**Set exercise:**
Every entry that follows needs to be repeated exactly.

Stored data
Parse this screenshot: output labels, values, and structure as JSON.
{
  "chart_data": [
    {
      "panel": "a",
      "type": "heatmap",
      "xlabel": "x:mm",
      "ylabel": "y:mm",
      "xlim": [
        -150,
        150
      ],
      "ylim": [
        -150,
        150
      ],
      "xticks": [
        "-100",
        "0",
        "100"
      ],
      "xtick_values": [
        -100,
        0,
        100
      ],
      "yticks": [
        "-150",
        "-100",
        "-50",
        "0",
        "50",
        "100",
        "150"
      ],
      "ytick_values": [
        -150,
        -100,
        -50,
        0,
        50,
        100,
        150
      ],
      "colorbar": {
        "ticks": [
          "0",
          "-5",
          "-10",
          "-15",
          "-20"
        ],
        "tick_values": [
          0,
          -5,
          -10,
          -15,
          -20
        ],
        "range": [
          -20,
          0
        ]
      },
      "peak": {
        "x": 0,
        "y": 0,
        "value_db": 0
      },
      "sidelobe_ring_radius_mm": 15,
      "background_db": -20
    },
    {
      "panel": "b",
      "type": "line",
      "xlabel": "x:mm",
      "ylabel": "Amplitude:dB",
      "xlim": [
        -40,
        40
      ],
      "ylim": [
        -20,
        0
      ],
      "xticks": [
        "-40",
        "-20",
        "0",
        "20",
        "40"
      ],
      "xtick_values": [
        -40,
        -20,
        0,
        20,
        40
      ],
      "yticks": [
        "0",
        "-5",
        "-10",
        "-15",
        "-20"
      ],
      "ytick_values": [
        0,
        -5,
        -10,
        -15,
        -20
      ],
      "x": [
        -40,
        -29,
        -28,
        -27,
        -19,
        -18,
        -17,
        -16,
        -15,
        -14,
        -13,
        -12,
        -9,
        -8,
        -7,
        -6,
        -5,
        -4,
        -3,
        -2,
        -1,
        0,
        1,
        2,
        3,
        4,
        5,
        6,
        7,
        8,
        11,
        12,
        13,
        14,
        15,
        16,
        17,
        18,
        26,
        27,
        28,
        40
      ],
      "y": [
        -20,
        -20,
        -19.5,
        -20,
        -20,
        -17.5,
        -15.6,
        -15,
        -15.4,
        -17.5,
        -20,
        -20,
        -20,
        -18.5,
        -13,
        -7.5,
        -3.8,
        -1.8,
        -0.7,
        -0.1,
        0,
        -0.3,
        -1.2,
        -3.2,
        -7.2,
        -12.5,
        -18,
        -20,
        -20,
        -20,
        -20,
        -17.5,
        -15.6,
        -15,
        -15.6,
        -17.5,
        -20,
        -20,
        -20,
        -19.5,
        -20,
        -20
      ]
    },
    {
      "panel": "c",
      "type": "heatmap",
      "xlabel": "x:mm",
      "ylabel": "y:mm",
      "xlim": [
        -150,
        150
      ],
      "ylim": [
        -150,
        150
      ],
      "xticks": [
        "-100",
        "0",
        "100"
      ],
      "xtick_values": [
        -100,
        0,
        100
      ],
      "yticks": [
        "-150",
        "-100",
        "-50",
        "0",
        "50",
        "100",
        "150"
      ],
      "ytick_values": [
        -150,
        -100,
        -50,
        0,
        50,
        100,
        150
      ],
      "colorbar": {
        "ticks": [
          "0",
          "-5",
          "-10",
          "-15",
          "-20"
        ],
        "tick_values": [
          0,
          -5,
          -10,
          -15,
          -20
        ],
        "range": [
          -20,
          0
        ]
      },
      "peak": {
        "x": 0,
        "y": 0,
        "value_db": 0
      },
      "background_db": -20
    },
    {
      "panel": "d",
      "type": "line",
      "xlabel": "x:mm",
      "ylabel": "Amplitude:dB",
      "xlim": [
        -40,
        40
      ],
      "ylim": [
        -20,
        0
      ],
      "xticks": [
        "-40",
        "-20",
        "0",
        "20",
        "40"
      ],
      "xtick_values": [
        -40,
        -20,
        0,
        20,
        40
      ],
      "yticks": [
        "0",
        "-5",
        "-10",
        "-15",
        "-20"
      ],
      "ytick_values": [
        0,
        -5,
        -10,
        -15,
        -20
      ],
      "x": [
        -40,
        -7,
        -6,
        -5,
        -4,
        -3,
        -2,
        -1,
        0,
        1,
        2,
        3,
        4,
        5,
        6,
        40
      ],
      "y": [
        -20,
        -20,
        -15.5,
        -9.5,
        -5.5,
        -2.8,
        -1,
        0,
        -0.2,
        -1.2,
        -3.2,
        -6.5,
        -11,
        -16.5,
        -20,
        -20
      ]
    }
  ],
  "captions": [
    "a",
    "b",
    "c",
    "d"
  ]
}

**Solution below:**
Parse this screenshot: output labels, values, and structure as JSON.
{
  "chart_data": [
    {
      "panel": "a",
      "type": "heatmap",
      "xlabel": "x:mm",
      "ylabel": "y:mm",
      "xlim": [
        -150,
        150
      ],
      "ylim": [
        -150,
        150
      ],
      "xticks": [
        "-100",
        "0",
        "100"
      ],
      "xtick_values": [
        -100,
        0,
        100
      ],
      "yticks": [
        "-150",
        "-100",
        "-50",
        "0",
        "50",
        "100",
        "150"
      ],
      "ytick_values": [
        -150,
        -100,
        -50,
        0,
        50,
        100,
        150
      ],
      "colorbar": {
        "ticks": [
          "0",
          "-5",
          "-10",
          "-15",
          "-20"
        ],
        "tick_values": [
          0,
          -5,
          -10,
          -15,
          -20
        ],
        "range": [
          -20,
          0
        ]
      },
      "peak": {
        "x": 0,
        "y": 0,
        "value_db": 0
      },
      "sidelobe_ring_radius_mm": 15,
      "background_db": -20
    },
    {
      "panel": "b",
      "type": "line",
      "xlabel": "x:mm",
      "ylabel": "Amplitude:dB",
      "xlim": [
        -40,
        40
      ],
      "ylim": [
        -20,
        0
      ],
      "xticks": [
        "-40",
        "-20",
        "0",
        "20",
        "40"
      ],
      "xtick_values": [
        -40,
        -20,
        0,
        20,
        40
      ],
      "yticks": [
        "0",
        "-5",
        "-10",
        "-15",
        "-20"
      ],
      "ytick_values": [
        0,
        -5,
        -10,
        -15,
        -20
      ],
      "x": [
        -40,
        -29,
        -28,
        -27,
        -19,
        -18,
        -17,
        -16,
        -15,
        -14,
        -13,
        -12,
        -9,
        -8,
        -7,
        -6,
        -5,
        -4,
        -3,
        -2,
        -1,
        0,
        1,
        2,
        3,
        4,
        5,
        6,
        7,
        8,
        11,
        12,
        13,
        14,
        15,
        16,
        17,
        18,
        26,
        27,
        28,
        40
      ],
      "y": [
        -20,
        -20,
        -19.5,
        -20,
        -20,
        -17.5,
        -15.6,
        -15,
        -15.4,
        -17.5,
        -20,
        -20,
        -20,
        -18.5,
        -13,
        -7.5,
        -3.8,
        -1.8,
        -0.7,
        -0.1,
        0,
        -0.3,
        -1.2,
        -3.2,
        -7.2,
        -12.5,
        -18,
        -20,
        -20,
        -20,
        -20,
        -17.5,
        -15.6,
        -15,
        -15.6,
        -17.5,
        -20,
        -20,
        -20,
        -19.5,
        -20,
        -20
      ]
    },
    {
      "panel": "c",
      "type": "heatmap",
      "xlabel": "x:mm",
      "ylabel": "y:mm",
      "xlim": [
        -150,
        150
      ],
      "ylim": [
        -150,
        150
      ],
      "xticks": [
        "-100",
        "0",
        "100"
      ],
      "xtick_values": [
        -100,
        0,
        100
      ],
      "yticks": [
        "-150",
        "-100",
        "-50",
        "0",
        "50",
        "100",
        "150"
      ],
      "ytick_values": [
        -150,
        -100,
        -50,
        0,
        50,
        100,
        150
      ],
      "colorbar": {
        "ticks": [
          "0",
          "-5",
          "-10",
          "-15",
          "-20"
        ],
        "tick_values": [
          0,
          -5,
          -10,
          -15,
          -20
        ],
        "range": [
          -20,
          0
        ]
      },
      "peak": {
        "x": 0,
        "y": 0,
        "value_db": 0
      },
      "background_db": -20
    },
    {
      "panel": "d",
      "type": "line",
      "xlabel": "x:mm",
      "ylabel": "Amplitude:dB",
      "xlim": [
        -40,
        40
      ],
      "ylim": [
        -20,
        0
      ],
      "xticks": [
        "-40",
        "-20",
        "0",
        "20",
        "40"
      ],
      "xtick_values": [
        -40,
        -20,
        0,
        20,
        40
      ],
      "yticks": [
        "0",
        "-5",
        "-10",
        "-15",
        "-20"
      ],
      "ytick_values": [
        0,
        -5,
        -10,
        -15,
        -20
      ],
      "x": [
        -40,
        -7,
        -6,
        -5,
        -4,
        -3,
        -2,
        -1,
        0,
        1,
        2,
        3,
        4,
        5,
        6,
        40
      ],
      "y": [
        -20,
        -20,
        -15.5,
        -9.5,
        -5.5,
        -2.8,
        -1,
        0,
        -0.2,
        -1.2,
        -3.2,
        -6.5,
        -11,
        -16.5,
        -20,
        -20
      ]
    }
  ],
  "captions": [
    "a",
    "b",
    "c",
    "d"
  ]
}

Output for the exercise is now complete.